Requirements: Leave out the images and repeat the listing below without a single change.

Record extracts:
__________________________________________________
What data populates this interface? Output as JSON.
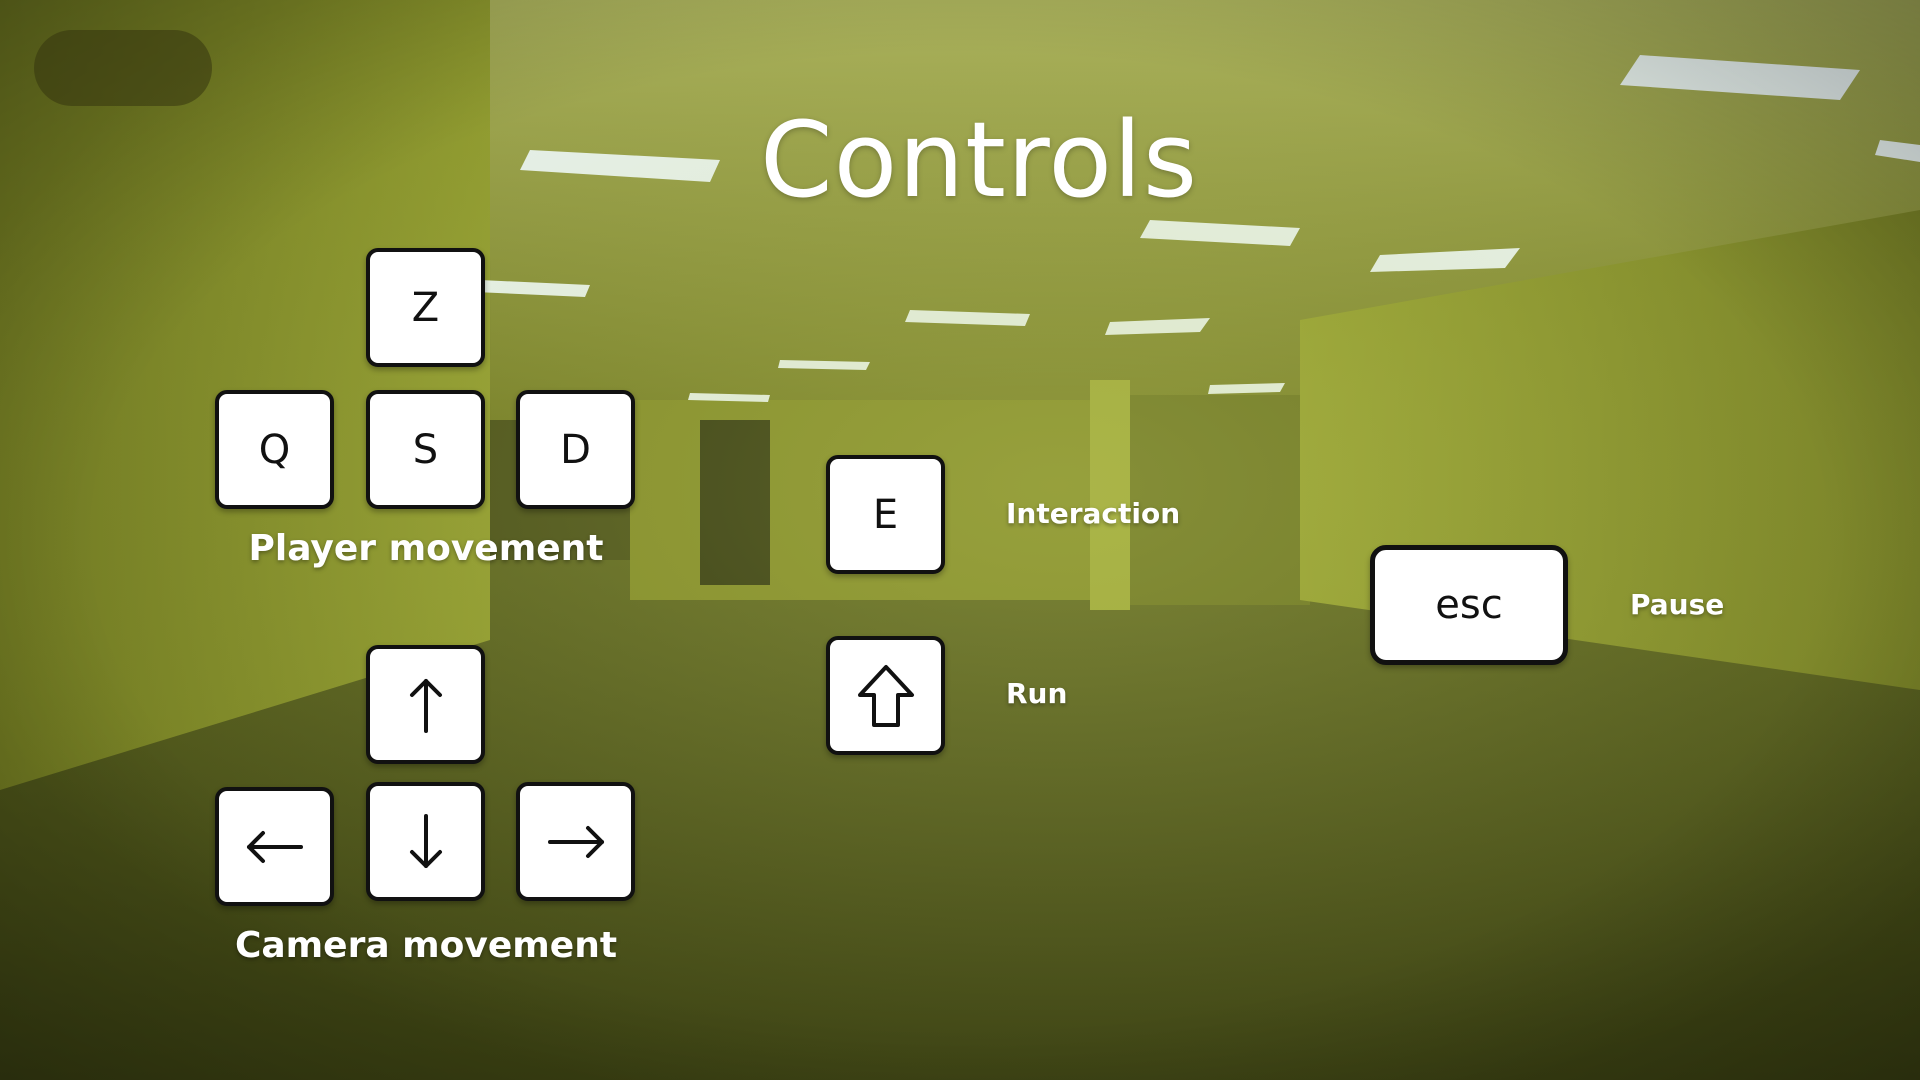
{
  "screen": {
    "title": "Controls"
  },
  "player_movement": {
    "label": "Player movement",
    "keys": {
      "up": "Z",
      "left": "Q",
      "down": "S",
      "right": "D"
    }
  },
  "camera_movement": {
    "label": "Camera movement",
    "keys": {
      "up": "arrow-up-icon",
      "left": "arrow-left-icon",
      "down": "arrow-down-icon",
      "right": "arrow-right-icon"
    }
  },
  "actions": [
    {
      "key": "E",
      "label": "Interaction"
    },
    {
      "key": "shift-arrow-icon",
      "label": "Run"
    },
    {
      "key": "esc",
      "label": "Pause"
    }
  ],
  "colors": {
    "key_face": "#ffffff",
    "key_border": "#111111",
    "text": "#ffffff",
    "wall": "#8a9425",
    "floor": "#4a5218"
  }
}
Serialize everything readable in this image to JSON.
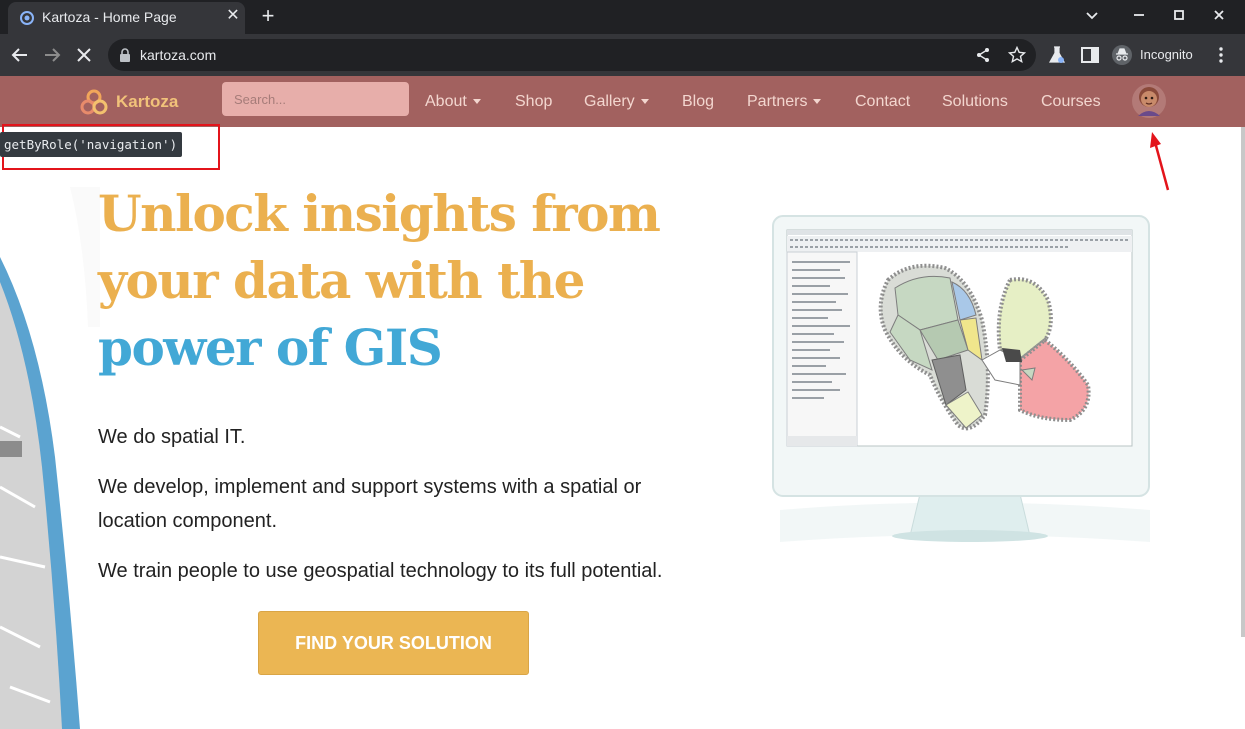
{
  "browser": {
    "tab_title": "Kartoza - Home Page",
    "new_tab_label": "+",
    "url": "kartoza.com",
    "incognito_label": "Incognito"
  },
  "nav": {
    "brand": "Kartoza",
    "search_placeholder": "Search...",
    "items": [
      {
        "label": "About",
        "dropdown": true
      },
      {
        "label": "Shop",
        "dropdown": false
      },
      {
        "label": "Gallery",
        "dropdown": true
      },
      {
        "label": "Blog",
        "dropdown": false
      },
      {
        "label": "Partners",
        "dropdown": true
      },
      {
        "label": "Contact",
        "dropdown": false
      },
      {
        "label": "Solutions",
        "dropdown": false
      },
      {
        "label": "Courses",
        "dropdown": false
      }
    ]
  },
  "overlay": {
    "locator_text": "getByRole('navigation')"
  },
  "hero": {
    "title_part1": "Unlock insights from your data with the ",
    "title_part2": "power of GIS",
    "p1": "We do spatial IT.",
    "p2": "We develop, implement and support systems with a spatial or location component.",
    "p3": "We train people to use geospatial technology to its full potential.",
    "cta_label": "FIND YOUR SOLUTION"
  },
  "colors": {
    "nav_bg": "#a2615f",
    "title_orange": "#ebb04f",
    "title_blue": "#42a8d6",
    "cta_bg": "#ebb653",
    "highlight_red": "#e3141b"
  }
}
__________________________________________________
Complete response:
What data populates this interface? Output as JSON.
{
  "screen": {
    "title": "Controls"
  },
  "player_movement": {
    "label": "Player movement",
    "keys": {
      "up": "Z",
      "left": "Q",
      "down": "S",
      "right": "D"
    }
  },
  "camera_movement": {
    "label": "Camera movement",
    "keys": {
      "up": "arrow-up-icon",
      "left": "arrow-left-icon",
      "down": "arrow-down-icon",
      "right": "arrow-right-icon"
    }
  },
  "actions": [
    {
      "key": "E",
      "label": "Interaction"
    },
    {
      "key": "shift-arrow-icon",
      "label": "Run"
    },
    {
      "key": "esc",
      "label": "Pause"
    }
  ],
  "colors": {
    "key_face": "#ffffff",
    "key_border": "#111111",
    "text": "#ffffff",
    "wall": "#8a9425",
    "floor": "#4a5218"
  }
}
Serialize everything readable in this image to JSON.
{
  "browser": {
    "tab_title": "Kartoza - Home Page",
    "new_tab_label": "+",
    "url": "kartoza.com",
    "incognito_label": "Incognito"
  },
  "nav": {
    "brand": "Kartoza",
    "search_placeholder": "Search...",
    "items": [
      {
        "label": "About",
        "dropdown": true
      },
      {
        "label": "Shop",
        "dropdown": false
      },
      {
        "label": "Gallery",
        "dropdown": true
      },
      {
        "label": "Blog",
        "dropdown": false
      },
      {
        "label": "Partners",
        "dropdown": true
      },
      {
        "label": "Contact",
        "dropdown": false
      },
      {
        "label": "Solutions",
        "dropdown": false
      },
      {
        "label": "Courses",
        "dropdown": false
      }
    ]
  },
  "overlay": {
    "locator_text": "getByRole('navigation')"
  },
  "hero": {
    "title_part1": "Unlock insights from your data with the ",
    "title_part2": "power of GIS",
    "p1": "We do spatial IT.",
    "p2": "We develop, implement and support systems with a spatial or location component.",
    "p3": "We train people to use geospatial technology to its full potential.",
    "cta_label": "FIND YOUR SOLUTION"
  },
  "colors": {
    "nav_bg": "#a2615f",
    "title_orange": "#ebb04f",
    "title_blue": "#42a8d6",
    "cta_bg": "#ebb653",
    "highlight_red": "#e3141b"
  }
}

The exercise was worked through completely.